_SET EXERCISE_. Wherever a line holds the word "inhibition", copy that line out.

[start SUPPLIED RECORDS]

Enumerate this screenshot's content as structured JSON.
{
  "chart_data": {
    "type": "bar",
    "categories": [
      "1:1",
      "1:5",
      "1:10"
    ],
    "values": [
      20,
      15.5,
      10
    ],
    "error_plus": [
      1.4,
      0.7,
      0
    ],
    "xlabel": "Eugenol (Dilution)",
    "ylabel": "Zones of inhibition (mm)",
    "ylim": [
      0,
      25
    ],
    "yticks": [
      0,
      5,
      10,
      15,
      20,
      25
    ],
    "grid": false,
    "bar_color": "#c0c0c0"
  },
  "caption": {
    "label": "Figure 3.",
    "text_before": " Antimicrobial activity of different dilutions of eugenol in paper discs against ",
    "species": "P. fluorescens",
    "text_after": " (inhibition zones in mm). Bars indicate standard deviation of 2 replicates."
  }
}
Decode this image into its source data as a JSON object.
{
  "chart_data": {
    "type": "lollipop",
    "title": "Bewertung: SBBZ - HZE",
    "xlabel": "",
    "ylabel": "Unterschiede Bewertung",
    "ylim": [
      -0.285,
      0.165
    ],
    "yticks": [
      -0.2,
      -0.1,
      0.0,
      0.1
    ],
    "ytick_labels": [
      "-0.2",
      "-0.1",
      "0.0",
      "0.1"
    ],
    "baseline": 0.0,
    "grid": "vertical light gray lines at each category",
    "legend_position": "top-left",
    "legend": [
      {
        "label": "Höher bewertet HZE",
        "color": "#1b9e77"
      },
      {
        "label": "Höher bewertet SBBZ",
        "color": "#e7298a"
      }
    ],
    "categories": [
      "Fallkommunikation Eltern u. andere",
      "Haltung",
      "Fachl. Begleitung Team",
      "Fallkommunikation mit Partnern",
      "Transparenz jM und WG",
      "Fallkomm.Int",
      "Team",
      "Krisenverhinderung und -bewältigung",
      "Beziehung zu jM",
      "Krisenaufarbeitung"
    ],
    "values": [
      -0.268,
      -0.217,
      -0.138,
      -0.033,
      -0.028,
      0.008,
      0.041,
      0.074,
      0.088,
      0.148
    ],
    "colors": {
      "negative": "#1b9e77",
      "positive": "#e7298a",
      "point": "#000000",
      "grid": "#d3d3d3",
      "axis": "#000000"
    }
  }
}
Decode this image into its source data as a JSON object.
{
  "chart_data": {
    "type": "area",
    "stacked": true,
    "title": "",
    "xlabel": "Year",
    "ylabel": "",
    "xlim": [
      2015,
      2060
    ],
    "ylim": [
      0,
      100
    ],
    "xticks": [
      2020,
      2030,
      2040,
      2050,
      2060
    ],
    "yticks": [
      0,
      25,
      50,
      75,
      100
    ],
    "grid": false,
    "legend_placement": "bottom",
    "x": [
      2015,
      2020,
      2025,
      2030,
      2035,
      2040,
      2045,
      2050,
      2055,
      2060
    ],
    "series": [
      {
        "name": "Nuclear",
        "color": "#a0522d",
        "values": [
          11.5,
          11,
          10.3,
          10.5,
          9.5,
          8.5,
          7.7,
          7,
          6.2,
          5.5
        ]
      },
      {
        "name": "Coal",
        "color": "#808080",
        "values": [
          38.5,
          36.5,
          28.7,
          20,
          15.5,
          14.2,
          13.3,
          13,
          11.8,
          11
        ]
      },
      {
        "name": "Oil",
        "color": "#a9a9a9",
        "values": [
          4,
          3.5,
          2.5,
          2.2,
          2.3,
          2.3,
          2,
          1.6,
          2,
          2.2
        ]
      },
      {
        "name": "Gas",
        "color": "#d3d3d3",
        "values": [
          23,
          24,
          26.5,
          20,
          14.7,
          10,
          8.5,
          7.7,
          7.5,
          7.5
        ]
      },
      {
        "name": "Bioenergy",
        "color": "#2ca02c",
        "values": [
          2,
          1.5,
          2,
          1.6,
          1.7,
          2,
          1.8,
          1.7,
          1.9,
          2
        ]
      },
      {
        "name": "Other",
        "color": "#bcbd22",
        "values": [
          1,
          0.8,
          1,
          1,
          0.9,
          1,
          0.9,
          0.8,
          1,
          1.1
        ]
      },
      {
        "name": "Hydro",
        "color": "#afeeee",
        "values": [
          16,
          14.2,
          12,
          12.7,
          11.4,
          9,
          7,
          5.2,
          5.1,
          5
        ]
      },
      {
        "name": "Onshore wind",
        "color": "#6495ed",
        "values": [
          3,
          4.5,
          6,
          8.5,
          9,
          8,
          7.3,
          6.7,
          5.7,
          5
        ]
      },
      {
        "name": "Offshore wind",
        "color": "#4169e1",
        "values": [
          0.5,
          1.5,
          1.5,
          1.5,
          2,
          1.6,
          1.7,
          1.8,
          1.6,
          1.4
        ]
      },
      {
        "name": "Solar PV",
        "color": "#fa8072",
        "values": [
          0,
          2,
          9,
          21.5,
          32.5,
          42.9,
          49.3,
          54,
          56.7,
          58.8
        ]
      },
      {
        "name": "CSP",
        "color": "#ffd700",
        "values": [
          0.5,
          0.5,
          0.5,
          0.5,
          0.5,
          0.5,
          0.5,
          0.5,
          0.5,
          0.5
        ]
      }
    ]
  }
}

[end SUPPLIED RECORDS]

_WRITTEN ANSWER_.
    "ylabel": "Zones of inhibition (mm)",
    "text_after": " (inhibition zones in mm). Bars indicate standard deviation of 2 replicates."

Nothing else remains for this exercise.